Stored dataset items

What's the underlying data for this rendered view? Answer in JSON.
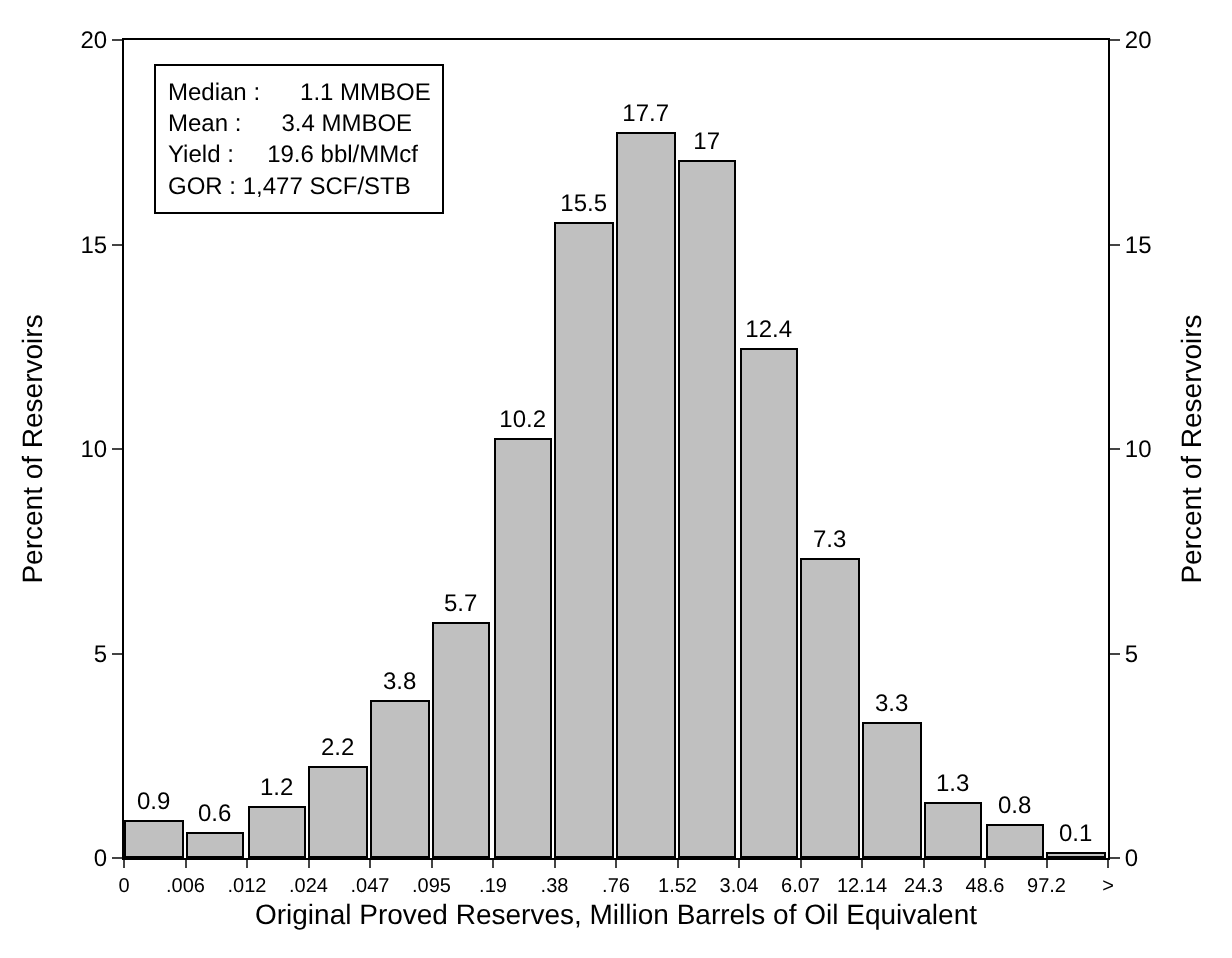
{
  "chart_data": {
    "type": "bar",
    "xlabel": "Original Proved Reserves, Million Barrels of Oil Equivalent",
    "ylabel": "Percent of Reservoirs",
    "y2label": "Percent of Reservoirs",
    "categories": [
      "0",
      ".006",
      ".012",
      ".024",
      ".047",
      ".095",
      ".19",
      ".38",
      ".76",
      "1.52",
      "3.04",
      "6.07",
      "12.14",
      "24.3",
      "48.6",
      "97.2",
      ">"
    ],
    "values": [
      0.9,
      0.6,
      1.2,
      2.2,
      3.8,
      5.7,
      10.2,
      15.5,
      17.7,
      17,
      12.4,
      7.3,
      3.3,
      1.3,
      0.8,
      0.1,
      null
    ],
    "color": "#c0c0c0",
    "data_labels": true,
    "ylim": [
      0,
      20
    ],
    "yticks": [
      0,
      5,
      10,
      15,
      20
    ],
    "y2lim": [
      0,
      20
    ],
    "y2ticks": [
      0,
      5,
      10,
      15,
      20
    ],
    "annotations": [
      "Median :      1.1 MMBOE",
      "Mean :      3.4 MMBOE",
      "Yield :     19.6 bbl/MMcf",
      "GOR : 1,477 SCF/STB"
    ]
  }
}
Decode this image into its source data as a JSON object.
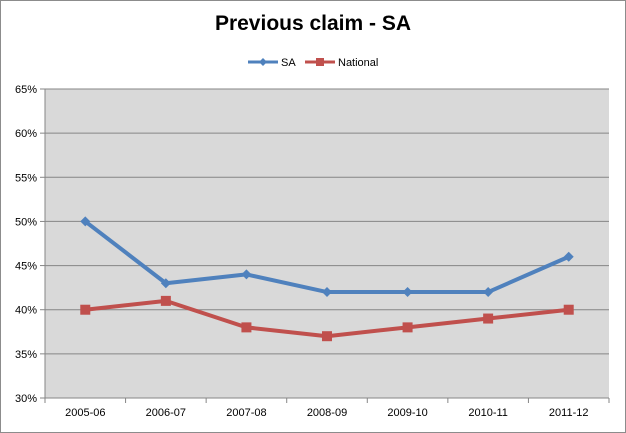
{
  "chart_data": {
    "type": "line",
    "title": "Previous claim - SA",
    "xlabel": "",
    "ylabel": "",
    "categories": [
      "2005-06",
      "2006-07",
      "2007-08",
      "2008-09",
      "2009-10",
      "2010-11",
      "2011-12"
    ],
    "series": [
      {
        "name": "SA",
        "values": [
          50,
          43,
          44,
          42,
          42,
          42,
          46
        ],
        "color": "#4f81bd",
        "marker": "diamond"
      },
      {
        "name": "National",
        "values": [
          40,
          41,
          38,
          37,
          38,
          39,
          40
        ],
        "color": "#c0504d",
        "marker": "square"
      }
    ],
    "ylim": [
      30,
      65
    ],
    "yticks": [
      "30%",
      "35%",
      "40%",
      "45%",
      "50%",
      "55%",
      "60%",
      "65%"
    ],
    "ytick_values": [
      30,
      35,
      40,
      45,
      50,
      55,
      60,
      65
    ],
    "grid": true,
    "plot_background": "#d9d9d9",
    "legend_position": "top"
  }
}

§ STATED PROBLEM:
Write out the material above again, word for word, minus its pictures.

§ ANSWER TO THIS EXERCISE:
What's the underlying data for this rendered view? Answer in JSON.
{
  "chart_data": {
    "type": "bar",
    "xlabel": "Original Proved Reserves, Million Barrels of Oil Equivalent",
    "ylabel": "Percent of Reservoirs",
    "y2label": "Percent of Reservoirs",
    "categories": [
      "0",
      ".006",
      ".012",
      ".024",
      ".047",
      ".095",
      ".19",
      ".38",
      ".76",
      "1.52",
      "3.04",
      "6.07",
      "12.14",
      "24.3",
      "48.6",
      "97.2",
      ">"
    ],
    "values": [
      0.9,
      0.6,
      1.2,
      2.2,
      3.8,
      5.7,
      10.2,
      15.5,
      17.7,
      17,
      12.4,
      7.3,
      3.3,
      1.3,
      0.8,
      0.1,
      null
    ],
    "color": "#c0c0c0",
    "data_labels": true,
    "ylim": [
      0,
      20
    ],
    "yticks": [
      0,
      5,
      10,
      15,
      20
    ],
    "y2lim": [
      0,
      20
    ],
    "y2ticks": [
      0,
      5,
      10,
      15,
      20
    ],
    "annotations": [
      "Median :      1.1 MMBOE",
      "Mean :      3.4 MMBOE",
      "Yield :     19.6 bbl/MMcf",
      "GOR : 1,477 SCF/STB"
    ]
  }
}
Decode this image into its source data as a JSON object.
{
  "chart_data": {
    "type": "line",
    "title": "Previous claim - SA",
    "xlabel": "",
    "ylabel": "",
    "categories": [
      "2005-06",
      "2006-07",
      "2007-08",
      "2008-09",
      "2009-10",
      "2010-11",
      "2011-12"
    ],
    "series": [
      {
        "name": "SA",
        "values": [
          50,
          43,
          44,
          42,
          42,
          42,
          46
        ],
        "color": "#4f81bd",
        "marker": "diamond"
      },
      {
        "name": "National",
        "values": [
          40,
          41,
          38,
          37,
          38,
          39,
          40
        ],
        "color": "#c0504d",
        "marker": "square"
      }
    ],
    "ylim": [
      30,
      65
    ],
    "yticks": [
      "30%",
      "35%",
      "40%",
      "45%",
      "50%",
      "55%",
      "60%",
      "65%"
    ],
    "ytick_values": [
      30,
      35,
      40,
      45,
      50,
      55,
      60,
      65
    ],
    "grid": true,
    "plot_background": "#d9d9d9",
    "legend_position": "top"
  }
}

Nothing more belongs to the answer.